Exercise prompt -
Below are some records; give them all again exactly, but not the pictures.

Raw data -
- - - - - - -

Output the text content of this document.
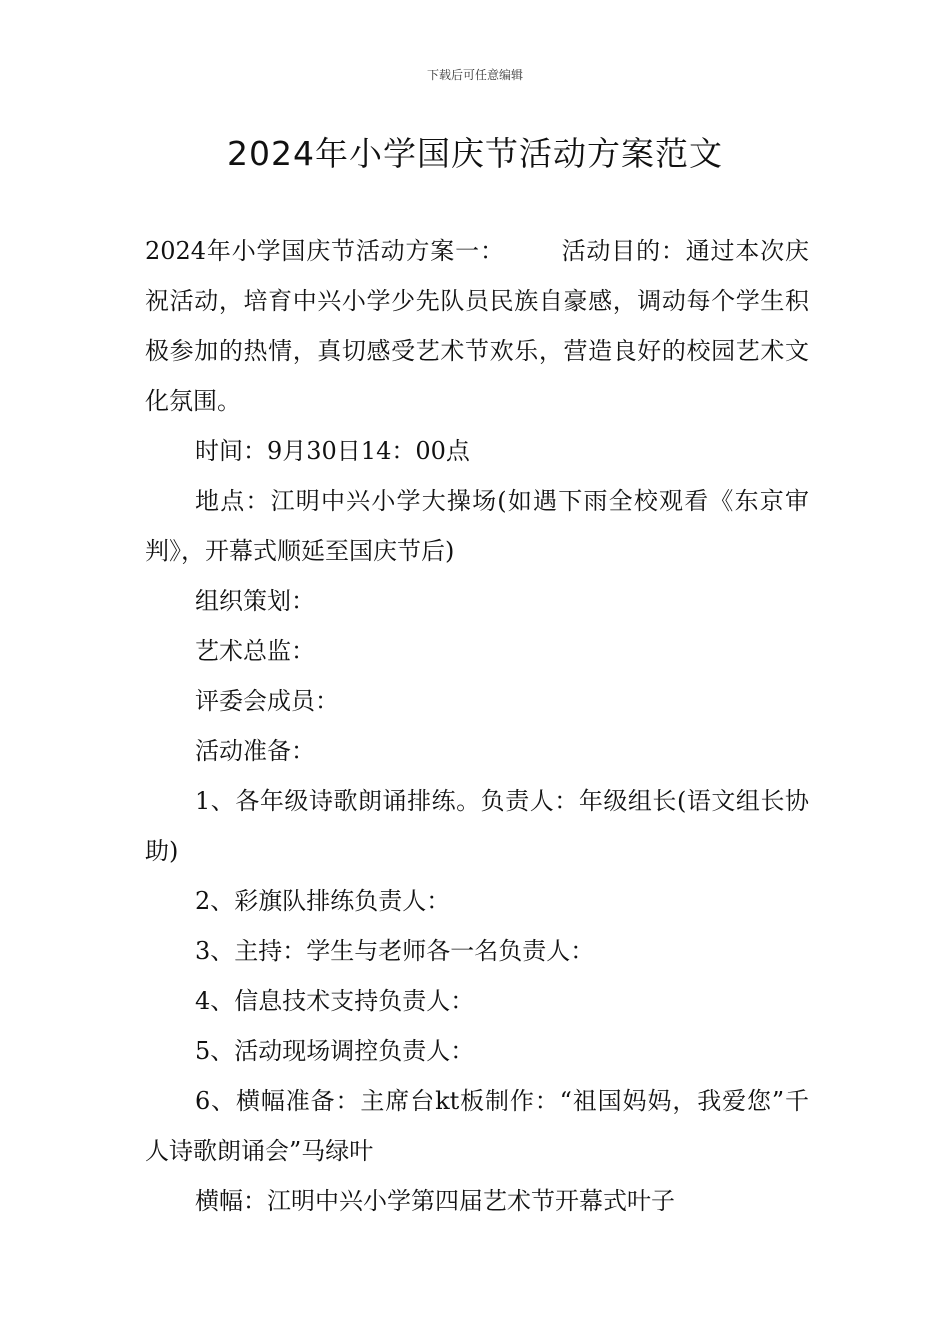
下载后可任意编辑
2024年小学国庆节活动方案范文

2024年小学国庆节活动方案一： 活动目的：通过本次庆祝活动，培育中兴小学少先队员民族自豪感，调动每个学生积极参加的热情，真切感受艺术节欢乐，营造良好的校园艺术文化氛围。

时间：9月30日14：00点

地点：江明中兴小学大操场(如遇下雨全校观看《东京审判》，开幕式顺延至国庆节后)

组织策划：

艺术总监：

评委会成员：

活动准备：

1、各年级诗歌朗诵排练。负责人：年级组长(语文组长协助)

2、彩旗队排练负责人：

3、主持：学生与老师各一名负责人：

4、信息技术支持负责人：

5、活动现场调控负责人：

6、横幅准备：主席台kt板制作：“祖国妈妈，我爱您”千人诗歌朗诵会”马绿叶

横幅：江明中兴小学第四届艺术节开幕式叶子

- - - - - - -

Task result -
Output the text content of this document.
下载后可任意编辑
2024年小学国庆节活动方案范文

2024年小学国庆节活动方案一： 活动目的：通过本次庆祝活动，培育中兴小学少先队员民族自豪感，调动每个学生积极参加的热情，真切感受艺术节欢乐，营造良好的校园艺术文化氛围。

时间：9月30日14：00点

地点：江明中兴小学大操场(如遇下雨全校观看《东京审判》，开幕式顺延至国庆节后)

组织策划：

艺术总监：

评委会成员：

活动准备：

1、各年级诗歌朗诵排练。负责人：年级组长(语文组长协助)

2、彩旗队排练负责人：

3、主持：学生与老师各一名负责人：

4、信息技术支持负责人：

5、活动现场调控负责人：

6、横幅准备：主席台kt板制作：“祖国妈妈，我爱您”千人诗歌朗诵会”马绿叶

横幅：江明中兴小学第四届艺术节开幕式叶子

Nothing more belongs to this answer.